**** DOCUMENT PASSAGE ****

Yes, this is true, but not the reason why it failed. Even with the mono trigger, the trigger masked was still below 128, so the variable int array used to store the 32-bit value was actually stored using one byte.

However, the check below for the storing of individual trigger times per trigger type didn't work, as two bits were now set.

I fixed both, we now correctly read the variable length integer and only look at the first 4 bits for the individual trigger times.

kosack commented 1 year ago

Fixed in https://github.com/cta-observatory/pyeventio/issues/261

I think you mean #262

mdpunch commented 1 year ago

Thanks for all your efforts on this (it's my fault it's being tested now!)...

Question maybe to Kark @kosack: At what point do the different bits for the event classification in simtelarray get translated into the "A.4.3 Event type Definition." of the R1 Data Model?

****

EXERCISE TASK 1 — Write out the forum passage word for word, everything from "I think you" down to "R1 Data Model?".
The text and the listing that follows it come from two unrelated sources.

**** SUPPLIED RECORDS ****

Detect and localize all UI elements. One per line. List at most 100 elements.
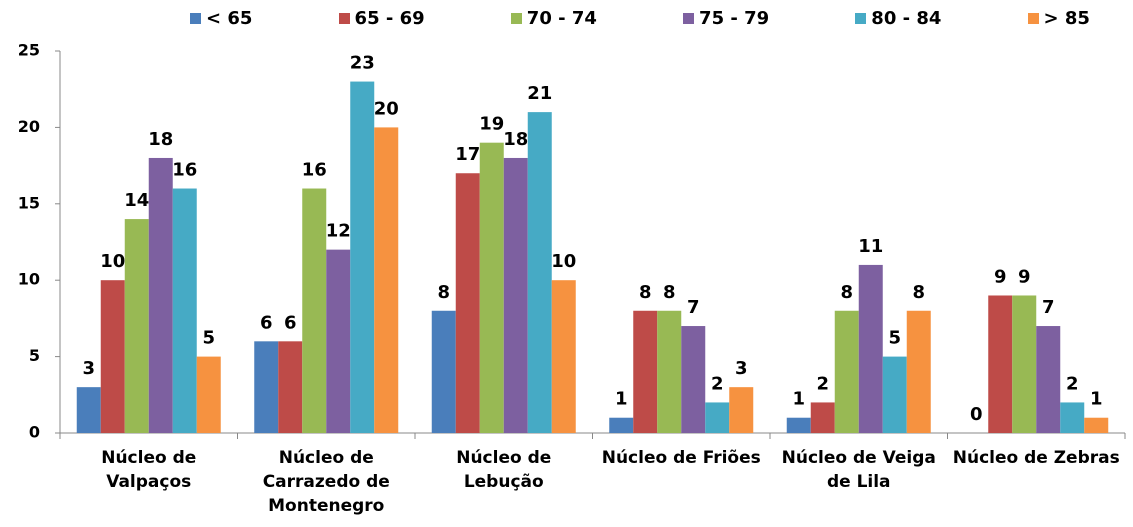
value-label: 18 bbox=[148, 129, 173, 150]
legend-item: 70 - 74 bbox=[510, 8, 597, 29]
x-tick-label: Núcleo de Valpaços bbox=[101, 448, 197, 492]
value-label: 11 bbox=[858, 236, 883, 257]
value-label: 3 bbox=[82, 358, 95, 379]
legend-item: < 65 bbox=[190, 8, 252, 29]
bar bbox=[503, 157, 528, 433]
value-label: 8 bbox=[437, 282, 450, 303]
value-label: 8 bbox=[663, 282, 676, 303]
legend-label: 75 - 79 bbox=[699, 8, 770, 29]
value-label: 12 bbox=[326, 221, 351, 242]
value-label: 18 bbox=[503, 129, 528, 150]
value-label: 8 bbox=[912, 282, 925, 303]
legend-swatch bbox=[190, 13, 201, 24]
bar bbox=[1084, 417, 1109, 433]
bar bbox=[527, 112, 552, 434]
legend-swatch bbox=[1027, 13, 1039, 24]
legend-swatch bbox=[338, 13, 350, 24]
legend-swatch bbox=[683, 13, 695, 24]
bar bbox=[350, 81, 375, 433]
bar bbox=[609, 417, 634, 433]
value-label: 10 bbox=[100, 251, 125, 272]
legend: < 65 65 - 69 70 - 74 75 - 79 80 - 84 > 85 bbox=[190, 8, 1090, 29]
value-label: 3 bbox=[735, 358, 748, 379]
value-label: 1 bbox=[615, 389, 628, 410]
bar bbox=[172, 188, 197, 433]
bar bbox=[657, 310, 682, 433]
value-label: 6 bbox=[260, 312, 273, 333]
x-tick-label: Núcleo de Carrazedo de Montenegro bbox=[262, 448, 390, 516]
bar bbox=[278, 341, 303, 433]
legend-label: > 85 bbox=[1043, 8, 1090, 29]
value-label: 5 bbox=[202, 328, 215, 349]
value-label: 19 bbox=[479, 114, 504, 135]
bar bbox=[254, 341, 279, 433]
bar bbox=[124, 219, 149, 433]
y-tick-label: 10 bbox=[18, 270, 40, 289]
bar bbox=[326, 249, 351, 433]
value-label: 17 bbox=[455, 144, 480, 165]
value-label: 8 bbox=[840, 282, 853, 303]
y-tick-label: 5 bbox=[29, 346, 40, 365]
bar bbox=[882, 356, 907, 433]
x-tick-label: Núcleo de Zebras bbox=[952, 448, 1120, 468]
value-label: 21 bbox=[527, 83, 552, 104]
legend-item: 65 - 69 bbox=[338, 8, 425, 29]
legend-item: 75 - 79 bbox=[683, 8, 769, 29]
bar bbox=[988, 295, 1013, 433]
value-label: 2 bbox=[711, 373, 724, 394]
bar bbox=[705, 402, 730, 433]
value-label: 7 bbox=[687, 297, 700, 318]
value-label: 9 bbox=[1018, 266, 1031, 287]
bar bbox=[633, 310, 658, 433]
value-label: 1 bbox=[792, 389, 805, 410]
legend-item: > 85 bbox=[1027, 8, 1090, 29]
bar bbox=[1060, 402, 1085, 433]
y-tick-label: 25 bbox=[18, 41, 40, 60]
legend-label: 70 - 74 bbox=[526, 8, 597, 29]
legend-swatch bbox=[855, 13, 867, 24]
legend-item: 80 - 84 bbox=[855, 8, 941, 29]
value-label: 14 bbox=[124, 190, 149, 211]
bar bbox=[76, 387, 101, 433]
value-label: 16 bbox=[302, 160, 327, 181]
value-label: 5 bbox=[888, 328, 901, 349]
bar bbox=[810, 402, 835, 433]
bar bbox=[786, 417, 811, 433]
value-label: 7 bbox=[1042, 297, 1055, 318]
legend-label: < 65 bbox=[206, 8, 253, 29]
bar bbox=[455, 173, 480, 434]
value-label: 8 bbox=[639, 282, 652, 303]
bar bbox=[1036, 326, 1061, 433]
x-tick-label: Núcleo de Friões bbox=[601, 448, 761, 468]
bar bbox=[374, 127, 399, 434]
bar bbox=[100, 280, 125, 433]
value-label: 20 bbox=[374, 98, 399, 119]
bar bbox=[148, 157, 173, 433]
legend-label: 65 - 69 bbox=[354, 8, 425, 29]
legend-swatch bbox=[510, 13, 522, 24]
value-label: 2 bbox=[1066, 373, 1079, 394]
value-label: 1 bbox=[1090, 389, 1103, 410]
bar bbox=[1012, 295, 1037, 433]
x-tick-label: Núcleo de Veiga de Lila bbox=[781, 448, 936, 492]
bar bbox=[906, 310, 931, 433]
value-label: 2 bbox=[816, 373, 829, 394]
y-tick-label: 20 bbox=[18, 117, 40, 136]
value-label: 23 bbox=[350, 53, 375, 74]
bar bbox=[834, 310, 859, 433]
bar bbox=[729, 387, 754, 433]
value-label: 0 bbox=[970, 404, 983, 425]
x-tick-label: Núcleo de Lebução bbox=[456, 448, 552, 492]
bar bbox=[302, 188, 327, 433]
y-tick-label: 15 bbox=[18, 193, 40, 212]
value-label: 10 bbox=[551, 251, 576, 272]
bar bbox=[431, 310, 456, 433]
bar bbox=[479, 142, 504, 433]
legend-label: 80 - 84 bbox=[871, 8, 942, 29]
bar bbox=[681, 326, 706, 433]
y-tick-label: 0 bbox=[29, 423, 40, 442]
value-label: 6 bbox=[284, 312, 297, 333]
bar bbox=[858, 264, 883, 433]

****
**** SUPPLIED RECORDS ****

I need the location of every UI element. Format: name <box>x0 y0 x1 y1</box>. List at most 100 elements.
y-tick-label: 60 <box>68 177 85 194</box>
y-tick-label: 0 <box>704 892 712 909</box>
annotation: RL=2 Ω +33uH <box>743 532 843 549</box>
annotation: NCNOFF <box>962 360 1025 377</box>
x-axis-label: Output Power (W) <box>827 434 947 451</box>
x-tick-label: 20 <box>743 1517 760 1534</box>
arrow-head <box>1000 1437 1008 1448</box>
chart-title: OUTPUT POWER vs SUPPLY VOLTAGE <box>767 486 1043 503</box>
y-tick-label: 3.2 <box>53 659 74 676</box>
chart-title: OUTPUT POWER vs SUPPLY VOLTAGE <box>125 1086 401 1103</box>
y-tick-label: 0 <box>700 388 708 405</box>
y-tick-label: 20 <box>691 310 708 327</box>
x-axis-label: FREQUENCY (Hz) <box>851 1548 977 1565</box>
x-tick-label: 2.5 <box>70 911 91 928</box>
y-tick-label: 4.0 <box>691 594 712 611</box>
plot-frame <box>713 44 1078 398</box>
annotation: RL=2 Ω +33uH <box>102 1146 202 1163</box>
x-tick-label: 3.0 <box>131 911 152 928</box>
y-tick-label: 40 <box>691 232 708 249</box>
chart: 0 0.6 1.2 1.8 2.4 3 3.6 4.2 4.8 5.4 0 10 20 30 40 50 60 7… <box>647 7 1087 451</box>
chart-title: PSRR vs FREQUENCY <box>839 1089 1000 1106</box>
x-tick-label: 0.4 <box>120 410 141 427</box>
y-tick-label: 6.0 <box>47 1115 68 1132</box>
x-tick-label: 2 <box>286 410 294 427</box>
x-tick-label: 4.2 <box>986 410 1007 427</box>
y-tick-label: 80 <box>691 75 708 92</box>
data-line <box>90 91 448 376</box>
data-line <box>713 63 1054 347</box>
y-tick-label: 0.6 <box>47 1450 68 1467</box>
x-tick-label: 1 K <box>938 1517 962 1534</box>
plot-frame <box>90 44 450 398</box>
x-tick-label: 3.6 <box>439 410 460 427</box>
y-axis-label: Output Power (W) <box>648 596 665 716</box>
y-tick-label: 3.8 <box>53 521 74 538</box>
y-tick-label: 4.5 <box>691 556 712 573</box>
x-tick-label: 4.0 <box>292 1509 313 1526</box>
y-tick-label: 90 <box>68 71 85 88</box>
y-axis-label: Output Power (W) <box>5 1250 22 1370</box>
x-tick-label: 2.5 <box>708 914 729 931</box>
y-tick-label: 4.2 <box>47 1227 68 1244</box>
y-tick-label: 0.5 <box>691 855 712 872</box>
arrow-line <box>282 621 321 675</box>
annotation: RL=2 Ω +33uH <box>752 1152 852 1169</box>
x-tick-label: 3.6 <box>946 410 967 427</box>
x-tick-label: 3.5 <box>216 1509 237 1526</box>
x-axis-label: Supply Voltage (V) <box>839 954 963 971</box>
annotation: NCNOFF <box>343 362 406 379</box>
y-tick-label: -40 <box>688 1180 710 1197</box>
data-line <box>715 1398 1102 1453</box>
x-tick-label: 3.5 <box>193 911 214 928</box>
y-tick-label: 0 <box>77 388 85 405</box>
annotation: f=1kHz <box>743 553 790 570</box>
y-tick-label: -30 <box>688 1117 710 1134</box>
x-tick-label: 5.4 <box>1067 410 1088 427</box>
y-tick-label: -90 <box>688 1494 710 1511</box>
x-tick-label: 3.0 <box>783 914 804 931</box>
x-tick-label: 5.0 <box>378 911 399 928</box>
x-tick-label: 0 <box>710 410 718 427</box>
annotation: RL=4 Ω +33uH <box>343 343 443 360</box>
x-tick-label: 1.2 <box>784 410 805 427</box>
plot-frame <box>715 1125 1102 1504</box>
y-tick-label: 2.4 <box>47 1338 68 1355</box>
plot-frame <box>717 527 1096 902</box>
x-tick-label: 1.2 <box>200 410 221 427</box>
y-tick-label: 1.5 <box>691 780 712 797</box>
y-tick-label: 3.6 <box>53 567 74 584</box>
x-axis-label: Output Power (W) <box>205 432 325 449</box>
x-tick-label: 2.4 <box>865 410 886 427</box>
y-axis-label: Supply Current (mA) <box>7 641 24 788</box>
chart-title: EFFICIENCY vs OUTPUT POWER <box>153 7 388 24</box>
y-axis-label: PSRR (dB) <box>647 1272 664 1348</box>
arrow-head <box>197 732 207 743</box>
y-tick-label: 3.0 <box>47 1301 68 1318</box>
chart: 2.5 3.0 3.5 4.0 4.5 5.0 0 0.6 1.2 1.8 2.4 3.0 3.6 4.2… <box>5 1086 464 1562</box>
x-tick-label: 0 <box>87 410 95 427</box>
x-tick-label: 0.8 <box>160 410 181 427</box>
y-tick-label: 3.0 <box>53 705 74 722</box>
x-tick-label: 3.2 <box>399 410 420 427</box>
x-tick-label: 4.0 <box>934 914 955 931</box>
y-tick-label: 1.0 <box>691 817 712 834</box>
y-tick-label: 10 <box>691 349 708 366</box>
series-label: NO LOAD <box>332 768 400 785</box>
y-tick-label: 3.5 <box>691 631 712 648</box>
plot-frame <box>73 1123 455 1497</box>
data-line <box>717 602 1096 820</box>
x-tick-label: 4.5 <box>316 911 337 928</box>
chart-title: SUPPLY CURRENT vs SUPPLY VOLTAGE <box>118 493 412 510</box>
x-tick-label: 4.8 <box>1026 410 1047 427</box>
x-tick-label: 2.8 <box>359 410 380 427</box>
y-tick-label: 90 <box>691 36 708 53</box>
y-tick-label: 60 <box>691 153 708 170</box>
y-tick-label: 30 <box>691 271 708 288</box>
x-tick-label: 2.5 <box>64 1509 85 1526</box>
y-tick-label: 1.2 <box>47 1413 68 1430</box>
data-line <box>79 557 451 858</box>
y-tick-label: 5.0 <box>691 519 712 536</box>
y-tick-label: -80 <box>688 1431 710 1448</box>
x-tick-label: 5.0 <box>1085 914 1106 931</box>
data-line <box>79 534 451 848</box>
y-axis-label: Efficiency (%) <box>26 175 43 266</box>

****
**** SUPPLIED RECORDS ****

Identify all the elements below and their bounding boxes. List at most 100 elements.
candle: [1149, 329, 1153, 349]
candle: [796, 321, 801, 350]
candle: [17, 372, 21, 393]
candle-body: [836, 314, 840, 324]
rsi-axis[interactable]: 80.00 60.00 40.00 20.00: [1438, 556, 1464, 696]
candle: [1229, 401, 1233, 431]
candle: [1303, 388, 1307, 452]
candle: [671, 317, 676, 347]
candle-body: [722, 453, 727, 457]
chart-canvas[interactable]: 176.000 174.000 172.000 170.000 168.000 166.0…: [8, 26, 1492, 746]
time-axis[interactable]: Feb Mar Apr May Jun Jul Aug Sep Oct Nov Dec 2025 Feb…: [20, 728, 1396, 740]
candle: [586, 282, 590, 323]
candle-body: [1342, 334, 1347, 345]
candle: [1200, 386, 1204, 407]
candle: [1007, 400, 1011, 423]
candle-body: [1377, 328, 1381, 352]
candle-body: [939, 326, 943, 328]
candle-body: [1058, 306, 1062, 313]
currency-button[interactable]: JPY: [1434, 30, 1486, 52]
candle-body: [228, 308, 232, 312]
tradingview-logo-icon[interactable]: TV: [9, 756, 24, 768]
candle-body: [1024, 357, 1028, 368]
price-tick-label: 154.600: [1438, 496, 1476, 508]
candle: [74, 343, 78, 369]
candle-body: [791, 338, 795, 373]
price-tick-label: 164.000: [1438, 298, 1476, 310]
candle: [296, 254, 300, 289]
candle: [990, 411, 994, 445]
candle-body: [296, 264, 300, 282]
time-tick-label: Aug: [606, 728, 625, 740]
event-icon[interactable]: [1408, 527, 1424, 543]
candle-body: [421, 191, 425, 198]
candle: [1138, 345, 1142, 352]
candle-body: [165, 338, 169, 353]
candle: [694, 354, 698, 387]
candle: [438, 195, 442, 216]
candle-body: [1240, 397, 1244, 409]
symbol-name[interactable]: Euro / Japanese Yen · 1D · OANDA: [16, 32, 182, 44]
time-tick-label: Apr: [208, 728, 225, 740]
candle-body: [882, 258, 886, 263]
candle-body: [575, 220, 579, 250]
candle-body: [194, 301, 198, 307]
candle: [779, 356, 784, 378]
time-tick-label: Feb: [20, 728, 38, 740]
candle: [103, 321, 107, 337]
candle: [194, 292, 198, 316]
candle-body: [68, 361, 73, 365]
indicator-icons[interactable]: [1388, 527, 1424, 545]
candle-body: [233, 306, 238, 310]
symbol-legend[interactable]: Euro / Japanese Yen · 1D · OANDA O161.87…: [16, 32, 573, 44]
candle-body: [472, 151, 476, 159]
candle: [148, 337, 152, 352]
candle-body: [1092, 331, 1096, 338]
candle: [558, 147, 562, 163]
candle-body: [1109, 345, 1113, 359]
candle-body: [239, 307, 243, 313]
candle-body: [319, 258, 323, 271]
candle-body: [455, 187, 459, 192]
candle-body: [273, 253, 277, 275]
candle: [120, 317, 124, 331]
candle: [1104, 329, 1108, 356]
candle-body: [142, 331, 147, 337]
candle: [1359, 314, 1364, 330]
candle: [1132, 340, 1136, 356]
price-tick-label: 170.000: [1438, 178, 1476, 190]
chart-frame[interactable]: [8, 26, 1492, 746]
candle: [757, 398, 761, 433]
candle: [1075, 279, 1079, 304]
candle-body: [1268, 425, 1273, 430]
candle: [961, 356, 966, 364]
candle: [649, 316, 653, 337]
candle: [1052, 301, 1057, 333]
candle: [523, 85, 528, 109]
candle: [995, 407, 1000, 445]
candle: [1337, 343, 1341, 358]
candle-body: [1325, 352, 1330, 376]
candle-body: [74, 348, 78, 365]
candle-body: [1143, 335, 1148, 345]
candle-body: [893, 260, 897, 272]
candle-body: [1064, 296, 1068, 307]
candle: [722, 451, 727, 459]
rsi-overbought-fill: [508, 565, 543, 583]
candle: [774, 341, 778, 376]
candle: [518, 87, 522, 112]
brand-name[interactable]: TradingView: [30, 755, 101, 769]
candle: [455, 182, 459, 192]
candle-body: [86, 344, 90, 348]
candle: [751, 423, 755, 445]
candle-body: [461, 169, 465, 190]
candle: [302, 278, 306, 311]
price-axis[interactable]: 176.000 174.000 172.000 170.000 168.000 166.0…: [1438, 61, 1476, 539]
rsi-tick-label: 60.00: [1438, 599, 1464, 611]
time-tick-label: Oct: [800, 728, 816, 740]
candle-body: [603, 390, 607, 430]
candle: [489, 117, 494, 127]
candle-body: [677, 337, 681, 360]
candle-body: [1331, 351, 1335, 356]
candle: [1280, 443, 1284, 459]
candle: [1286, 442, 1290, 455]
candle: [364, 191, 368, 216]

****

EXERCISE TASK 2 — In the listing, lay out as a numbered list everything from the line containing "I need the location" down to the line containing "annotation: RL=2 Ω +33uH <box>743", dropping any blank lines.

FINISHED ANSWER 1 —
I think you mean #262

mdpunch commented 1 year ago

Thanks for all your efforts on this (it's my fault it's being tested now!)...

Question maybe to Kark @kosack: At what point do the different bits for the event classification in simtelarray get translated into the "A.4.3 Event type Definition." of the R1 Data Model?

FINISHED ANSWER 2 —
1. I need the location of every UI element. Format: name <box>x0 y0 x1 y1</box>. List at most 100 elements.
2. y-tick-label: 60 <box>68 177 85 194</box>
3. y-tick-label: 0 <box>704 892 712 909</box>
4. annotation: RL=2 Ω +33uH <box>743 532 843 549</box>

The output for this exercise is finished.